+++ DATA FOR THIS TASK +++

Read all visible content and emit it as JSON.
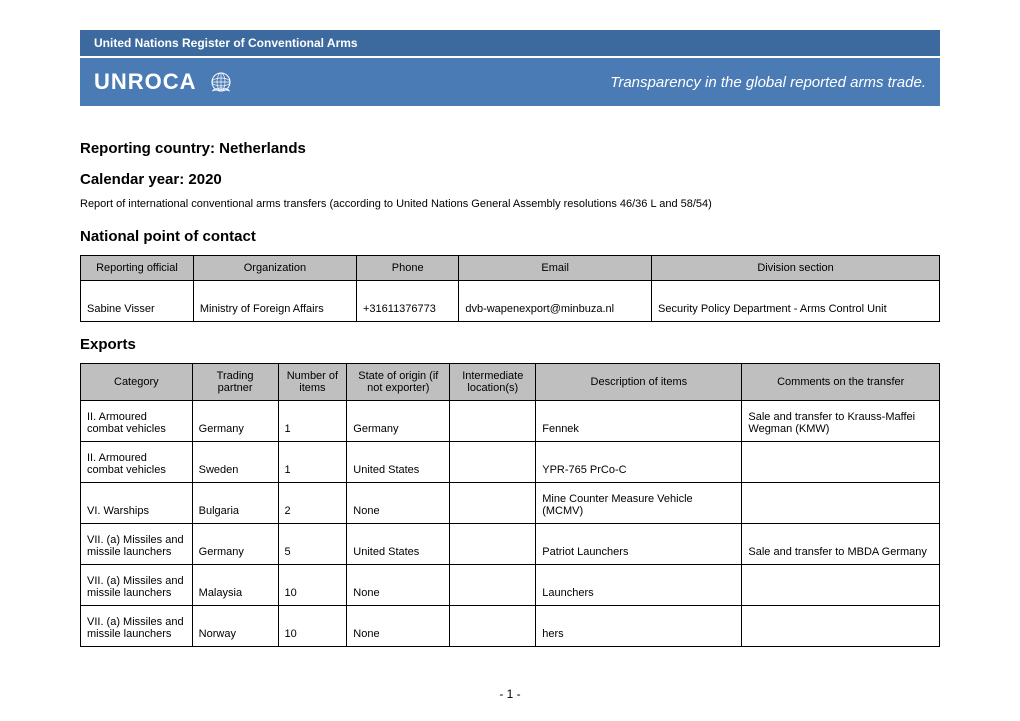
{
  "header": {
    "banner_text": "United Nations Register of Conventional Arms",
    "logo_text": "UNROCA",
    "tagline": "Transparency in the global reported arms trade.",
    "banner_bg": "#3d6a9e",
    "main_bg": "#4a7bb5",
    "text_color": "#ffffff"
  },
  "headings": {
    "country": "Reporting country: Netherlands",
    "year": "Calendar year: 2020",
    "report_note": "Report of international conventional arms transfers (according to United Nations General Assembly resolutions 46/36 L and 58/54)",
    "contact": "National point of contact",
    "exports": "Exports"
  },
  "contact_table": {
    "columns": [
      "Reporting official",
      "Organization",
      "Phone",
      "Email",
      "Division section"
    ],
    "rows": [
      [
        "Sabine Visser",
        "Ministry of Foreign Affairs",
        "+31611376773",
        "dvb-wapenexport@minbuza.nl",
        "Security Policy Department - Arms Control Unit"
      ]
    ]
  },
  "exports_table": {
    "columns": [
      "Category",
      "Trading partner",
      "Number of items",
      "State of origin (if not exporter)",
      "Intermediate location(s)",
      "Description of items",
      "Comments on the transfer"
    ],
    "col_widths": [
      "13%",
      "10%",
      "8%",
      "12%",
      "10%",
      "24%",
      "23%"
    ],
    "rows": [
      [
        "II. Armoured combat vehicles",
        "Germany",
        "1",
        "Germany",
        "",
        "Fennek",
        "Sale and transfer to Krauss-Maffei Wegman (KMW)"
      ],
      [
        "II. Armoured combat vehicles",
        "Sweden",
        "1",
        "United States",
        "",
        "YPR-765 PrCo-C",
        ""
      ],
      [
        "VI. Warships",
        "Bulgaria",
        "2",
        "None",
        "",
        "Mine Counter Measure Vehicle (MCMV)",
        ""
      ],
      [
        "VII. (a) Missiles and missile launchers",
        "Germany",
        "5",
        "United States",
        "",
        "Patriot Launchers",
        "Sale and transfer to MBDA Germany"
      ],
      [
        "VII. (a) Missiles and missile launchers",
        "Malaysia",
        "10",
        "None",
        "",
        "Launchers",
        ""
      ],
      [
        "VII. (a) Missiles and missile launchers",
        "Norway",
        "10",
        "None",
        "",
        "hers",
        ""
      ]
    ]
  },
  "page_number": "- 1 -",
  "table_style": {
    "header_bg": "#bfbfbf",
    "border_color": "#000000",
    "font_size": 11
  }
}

+++

--- WHAT IS BEING ASKED ---
Write out the data precisely as given, excluding the pictures.

--- ANSWER TO THIS PROBLEM ---
Read all visible content and emit it as JSON.
{
  "header": {
    "banner_text": "United Nations Register of Conventional Arms",
    "logo_text": "UNROCA",
    "tagline": "Transparency in the global reported arms trade.",
    "banner_bg": "#3d6a9e",
    "main_bg": "#4a7bb5",
    "text_color": "#ffffff"
  },
  "headings": {
    "country": "Reporting country: Netherlands",
    "year": "Calendar year: 2020",
    "report_note": "Report of international conventional arms transfers (according to United Nations General Assembly resolutions 46/36 L and 58/54)",
    "contact": "National point of contact",
    "exports": "Exports"
  },
  "contact_table": {
    "columns": [
      "Reporting official",
      "Organization",
      "Phone",
      "Email",
      "Division section"
    ],
    "rows": [
      [
        "Sabine Visser",
        "Ministry of Foreign Affairs",
        "+31611376773",
        "dvb-wapenexport@minbuza.nl",
        "Security Policy Department - Arms Control Unit"
      ]
    ]
  },
  "exports_table": {
    "columns": [
      "Category",
      "Trading partner",
      "Number of items",
      "State of origin (if not exporter)",
      "Intermediate location(s)",
      "Description of items",
      "Comments on the transfer"
    ],
    "col_widths": [
      "13%",
      "10%",
      "8%",
      "12%",
      "10%",
      "24%",
      "23%"
    ],
    "rows": [
      [
        "II. Armoured combat vehicles",
        "Germany",
        "1",
        "Germany",
        "",
        "Fennek",
        "Sale and transfer to Krauss-Maffei Wegman (KMW)"
      ],
      [
        "II. Armoured combat vehicles",
        "Sweden",
        "1",
        "United States",
        "",
        "YPR-765 PrCo-C",
        ""
      ],
      [
        "VI. Warships",
        "Bulgaria",
        "2",
        "None",
        "",
        "Mine Counter Measure Vehicle (MCMV)",
        ""
      ],
      [
        "VII. (a) Missiles and missile launchers",
        "Germany",
        "5",
        "United States",
        "",
        "Patriot Launchers",
        "Sale and transfer to MBDA Germany"
      ],
      [
        "VII. (a) Missiles and missile launchers",
        "Malaysia",
        "10",
        "None",
        "",
        "Launchers",
        ""
      ],
      [
        "VII. (a) Missiles and missile launchers",
        "Norway",
        "10",
        "None",
        "",
        "hers",
        ""
      ]
    ]
  },
  "page_number": "- 1 -",
  "table_style": {
    "header_bg": "#bfbfbf",
    "border_color": "#000000",
    "font_size": 11
  }
}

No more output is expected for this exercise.